Data entries:
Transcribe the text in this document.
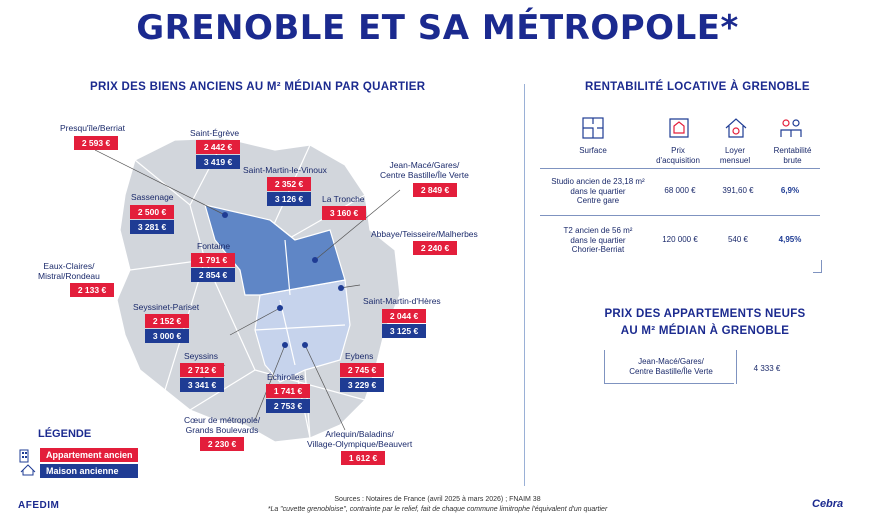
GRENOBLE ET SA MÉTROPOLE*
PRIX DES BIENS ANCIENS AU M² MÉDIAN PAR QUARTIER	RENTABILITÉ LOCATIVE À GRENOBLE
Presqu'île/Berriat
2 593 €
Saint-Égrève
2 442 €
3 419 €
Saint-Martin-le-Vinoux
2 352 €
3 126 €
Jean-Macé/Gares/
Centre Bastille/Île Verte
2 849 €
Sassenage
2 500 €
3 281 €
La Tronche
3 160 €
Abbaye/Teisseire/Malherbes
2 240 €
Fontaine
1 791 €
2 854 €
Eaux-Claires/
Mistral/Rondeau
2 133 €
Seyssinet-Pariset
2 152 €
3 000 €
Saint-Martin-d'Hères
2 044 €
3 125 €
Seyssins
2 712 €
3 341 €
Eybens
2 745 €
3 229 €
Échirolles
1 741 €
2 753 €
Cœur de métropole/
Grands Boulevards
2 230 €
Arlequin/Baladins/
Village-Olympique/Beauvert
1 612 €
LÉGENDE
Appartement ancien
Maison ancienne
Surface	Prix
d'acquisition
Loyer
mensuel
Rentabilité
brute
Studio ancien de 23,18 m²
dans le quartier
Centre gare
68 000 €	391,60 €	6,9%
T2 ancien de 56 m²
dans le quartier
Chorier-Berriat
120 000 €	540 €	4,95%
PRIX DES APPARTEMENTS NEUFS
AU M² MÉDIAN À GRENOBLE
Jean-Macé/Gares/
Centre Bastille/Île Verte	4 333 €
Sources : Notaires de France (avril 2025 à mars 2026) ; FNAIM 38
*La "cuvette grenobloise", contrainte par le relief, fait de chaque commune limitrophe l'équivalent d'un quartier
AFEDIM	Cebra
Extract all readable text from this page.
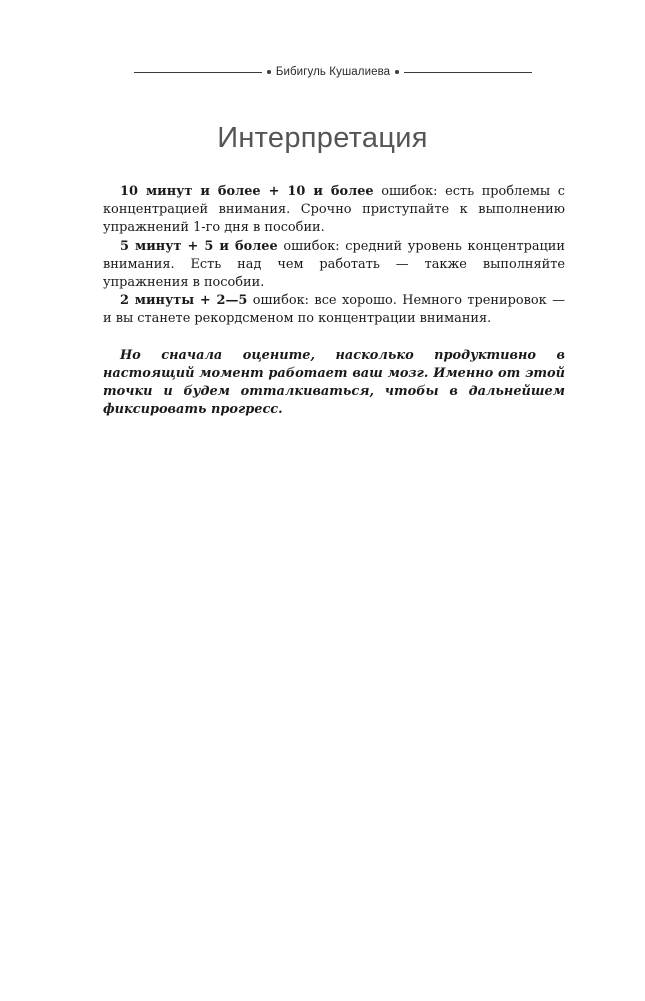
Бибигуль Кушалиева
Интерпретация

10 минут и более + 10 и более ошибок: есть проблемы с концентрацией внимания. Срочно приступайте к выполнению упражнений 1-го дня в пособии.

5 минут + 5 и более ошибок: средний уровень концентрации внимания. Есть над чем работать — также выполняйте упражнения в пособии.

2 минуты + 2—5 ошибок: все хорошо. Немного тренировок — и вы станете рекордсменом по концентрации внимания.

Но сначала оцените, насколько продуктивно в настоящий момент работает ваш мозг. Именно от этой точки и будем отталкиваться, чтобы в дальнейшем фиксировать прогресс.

Direction — Pictures are not part of the copy; output everything else in the records exactly.

Task output —
Transcribe the text in this document.
GRENOBLE ET SA MÉTROPOLE*
PRIX DES BIENS ANCIENS AU M² MÉDIAN PAR QUARTIER	RENTABILITÉ LOCATIVE À GRENOBLE
Presqu'île/Berriat
2 593 €
Saint-Égrève
2 442 €
3 419 €
Saint-Martin-le-Vinoux
2 352 €
3 126 €
Jean-Macé/Gares/
Centre Bastille/Île Verte
2 849 €
Sassenage
2 500 €
3 281 €
La Tronche
3 160 €
Abbaye/Teisseire/Malherbes
2 240 €
Fontaine
1 791 €
2 854 €
Eaux-Claires/
Mistral/Rondeau
2 133 €
Seyssinet-Pariset
2 152 €
3 000 €
Saint-Martin-d'Hères
2 044 €
3 125 €
Seyssins
2 712 €
3 341 €
Eybens
2 745 €
3 229 €
Échirolles
1 741 €
2 753 €
Cœur de métropole/
Grands Boulevards
2 230 €
Arlequin/Baladins/
Village-Olympique/Beauvert
1 612 €
LÉGENDE
Appartement ancien
Maison ancienne
Surface	Prix
d'acquisition
Loyer
mensuel
Rentabilité
brute
Studio ancien de 23,18 m²
dans le quartier
Centre gare
68 000 €	391,60 €	6,9%
T2 ancien de 56 m²
dans le quartier
Chorier-Berriat
120 000 €	540 €	4,95%
PRIX DES APPARTEMENTS NEUFS
AU M² MÉDIAN À GRENOBLE
Jean-Macé/Gares/
Centre Bastille/Île Verte	4 333 €
Sources : Notaires de France (avril 2025 à mars 2026) ; FNAIM 38
*La "cuvette grenobloise", contrainte par le relief, fait de chaque commune limitrophe l'équivalent d'un quartier
AFEDIM	Cebra
Extract all readable text from this page.
Бибигуль Кушалиева
Интерпретация

10 минут и более + 10 и более ошибок: есть проблемы с концентрацией внимания. Срочно приступайте к выполнению упражнений 1-го дня в пособии.

5 минут + 5 и более ошибок: средний уровень концентрации внимания. Есть над чем работать — также выполняйте упражнения в пособии.

2 минуты + 2—5 ошибок: все хорошо. Немного тренировок — и вы станете рекордсменом по концентрации внимания.

Но сначала оцените, насколько продуктивно в настоящий момент работает ваш мозг. Именно от этой точки и будем отталкиваться, чтобы в дальнейшем фиксировать прогресс.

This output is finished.